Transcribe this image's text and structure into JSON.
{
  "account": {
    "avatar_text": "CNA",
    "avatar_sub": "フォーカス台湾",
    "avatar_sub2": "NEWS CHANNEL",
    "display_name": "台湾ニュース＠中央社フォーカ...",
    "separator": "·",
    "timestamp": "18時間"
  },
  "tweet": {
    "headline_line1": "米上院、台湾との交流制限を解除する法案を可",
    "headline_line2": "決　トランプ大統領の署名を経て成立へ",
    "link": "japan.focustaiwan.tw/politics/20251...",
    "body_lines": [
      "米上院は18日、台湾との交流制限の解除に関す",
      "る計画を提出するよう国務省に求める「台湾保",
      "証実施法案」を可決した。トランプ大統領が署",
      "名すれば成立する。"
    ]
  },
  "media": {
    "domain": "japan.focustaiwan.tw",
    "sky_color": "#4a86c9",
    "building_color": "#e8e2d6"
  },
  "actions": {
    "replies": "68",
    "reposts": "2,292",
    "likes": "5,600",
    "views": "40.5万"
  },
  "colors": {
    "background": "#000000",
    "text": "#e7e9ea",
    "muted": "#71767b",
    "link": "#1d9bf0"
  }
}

### WHAT THIS TASK INVOLVES:
Write out the complete set of records exactly as given.

### RESULT OF THE EXERCISE:
Transcribe this image's text and structure into JSON.
{
  "account": {
    "avatar_text": "CNA",
    "avatar_sub": "フォーカス台湾",
    "avatar_sub2": "NEWS CHANNEL",
    "display_name": "台湾ニュース＠中央社フォーカ...",
    "separator": "·",
    "timestamp": "18時間"
  },
  "tweet": {
    "headline_line1": "米上院、台湾との交流制限を解除する法案を可",
    "headline_line2": "決　トランプ大統領の署名を経て成立へ",
    "link": "japan.focustaiwan.tw/politics/20251...",
    "body_lines": [
      "米上院は18日、台湾との交流制限の解除に関す",
      "る計画を提出するよう国務省に求める「台湾保",
      "証実施法案」を可決した。トランプ大統領が署",
      "名すれば成立する。"
    ]
  },
  "media": {
    "domain": "japan.focustaiwan.tw",
    "sky_color": "#4a86c9",
    "building_color": "#e8e2d6"
  },
  "actions": {
    "replies": "68",
    "reposts": "2,292",
    "likes": "5,600",
    "views": "40.5万"
  },
  "colors": {
    "background": "#000000",
    "text": "#e7e9ea",
    "muted": "#71767b",
    "link": "#1d9bf0"
  }
}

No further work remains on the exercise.